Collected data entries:
+ + +
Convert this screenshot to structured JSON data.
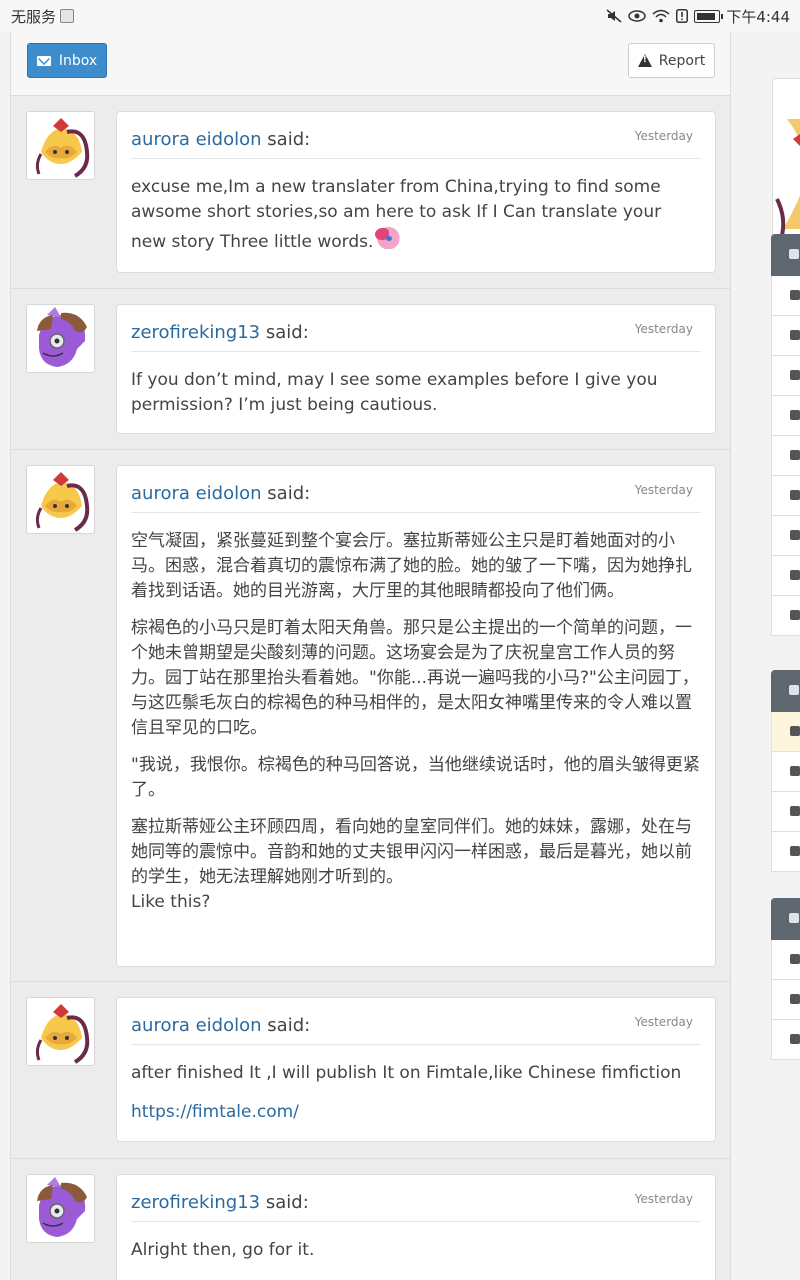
{
  "status_bar": {
    "carrier": "无服务",
    "time": "下午4:44",
    "icons": [
      "sim-icon",
      "mute-icon",
      "eye-icon",
      "wifi-icon",
      "alert-icon",
      "battery-icon"
    ],
    "battery_level": 0.85
  },
  "toolbar": {
    "inbox_label": "Inbox",
    "report_label": "Report"
  },
  "messages": [
    {
      "author": "aurora eidolon",
      "said": "said:",
      "time": "Yesterday",
      "paragraphs": [
        "excuse me,Im a new translater from China,trying to find some awsome short stories,so am here to ask If I Can translate your new story Three little words."
      ]
    },
    {
      "author": "zerofireking13",
      "said": "said:",
      "time": "Yesterday",
      "paragraphs": [
        "If you don’t mind, may I see some examples before I give you permission? I’m just being cautious."
      ]
    },
    {
      "author": "aurora eidolon",
      "said": "said:",
      "time": "Yesterday",
      "paragraphs": [
        "空气凝固，紧张蔓延到整个宴会厅。塞拉斯蒂娅公主只是盯着她面对的小马。困惑，混合着真切的震惊布满了她的脸。她的皱了一下嘴，因为她挣扎着找到话语。她的目光游离，大厅里的其他眼睛都投向了他们俩。",
        "棕褐色的小马只是盯着太阳天角兽。那只是公主提出的一个简单的问题，一个她未曾期望是尖酸刻薄的问题。这场宴会是为了庆祝皇宫工作人员的努力。园丁站在那里抬头看着她。\"你能...再说一遍吗我的小马?\"公主问园丁，与这匹鬃毛灰白的棕褐色的种马相伴的，是太阳女神嘴里传来的令人难以置信且罕见的口吃。",
        "\"我说，我恨你。棕褐色的种马回答说，当他继续说话时，他的眉头皱得更紧了。",
        "塞拉斯蒂娅公主环顾四周，看向她的皇室同伴们。她的妹妹，露娜，处在与她同等的震惊中。音韵和她的丈夫银甲闪闪一样困惑，最后是暮光，她以前的学生，她无法理解她刚才听到的。",
        "Like this?"
      ]
    },
    {
      "author": "aurora eidolon",
      "said": "said:",
      "time": "Yesterday",
      "paragraphs": [
        "after finished It ,I will publish It on Fimtale,like Chinese fimfiction"
      ],
      "link": "https://fimtale.com/"
    },
    {
      "author": "zerofireking13",
      "said": "said:",
      "time": "Yesterday",
      "paragraphs": [
        "Alright then, go for it."
      ]
    }
  ],
  "colors": {
    "accent": "#3d8ccc",
    "link": "#2a6a9f",
    "sidebar_header": "#5e6670"
  }
}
+ + +
Except for the pictures, give all the material above again verbatim.

→ EXERCISE SOLUTION:
Convert this screenshot to structured JSON data.
{
  "status_bar": {
    "carrier": "无服务",
    "time": "下午4:44",
    "icons": [
      "sim-icon",
      "mute-icon",
      "eye-icon",
      "wifi-icon",
      "alert-icon",
      "battery-icon"
    ],
    "battery_level": 0.85
  },
  "toolbar": {
    "inbox_label": "Inbox",
    "report_label": "Report"
  },
  "messages": [
    {
      "author": "aurora eidolon",
      "said": "said:",
      "time": "Yesterday",
      "paragraphs": [
        "excuse me,Im a new translater from China,trying to find some awsome short stories,so am here to ask If I Can translate your new story Three little words."
      ]
    },
    {
      "author": "zerofireking13",
      "said": "said:",
      "time": "Yesterday",
      "paragraphs": [
        "If you don’t mind, may I see some examples before I give you permission? I’m just being cautious."
      ]
    },
    {
      "author": "aurora eidolon",
      "said": "said:",
      "time": "Yesterday",
      "paragraphs": [
        "空气凝固，紧张蔓延到整个宴会厅。塞拉斯蒂娅公主只是盯着她面对的小马。困惑，混合着真切的震惊布满了她的脸。她的皱了一下嘴，因为她挣扎着找到话语。她的目光游离，大厅里的其他眼睛都投向了他们俩。",
        "棕褐色的小马只是盯着太阳天角兽。那只是公主提出的一个简单的问题，一个她未曾期望是尖酸刻薄的问题。这场宴会是为了庆祝皇宫工作人员的努力。园丁站在那里抬头看着她。\"你能...再说一遍吗我的小马?\"公主问园丁，与这匹鬃毛灰白的棕褐色的种马相伴的，是太阳女神嘴里传来的令人难以置信且罕见的口吃。",
        "\"我说，我恨你。棕褐色的种马回答说，当他继续说话时，他的眉头皱得更紧了。",
        "塞拉斯蒂娅公主环顾四周，看向她的皇室同伴们。她的妹妹，露娜，处在与她同等的震惊中。音韵和她的丈夫银甲闪闪一样困惑，最后是暮光，她以前的学生，她无法理解她刚才听到的。",
        "Like this?"
      ]
    },
    {
      "author": "aurora eidolon",
      "said": "said:",
      "time": "Yesterday",
      "paragraphs": [
        "after finished It ,I will publish It on Fimtale,like Chinese fimfiction"
      ],
      "link": "https://fimtale.com/"
    },
    {
      "author": "zerofireking13",
      "said": "said:",
      "time": "Yesterday",
      "paragraphs": [
        "Alright then, go for it."
      ]
    }
  ],
  "colors": {
    "accent": "#3d8ccc",
    "link": "#2a6a9f",
    "sidebar_header": "#5e6670"
  }
}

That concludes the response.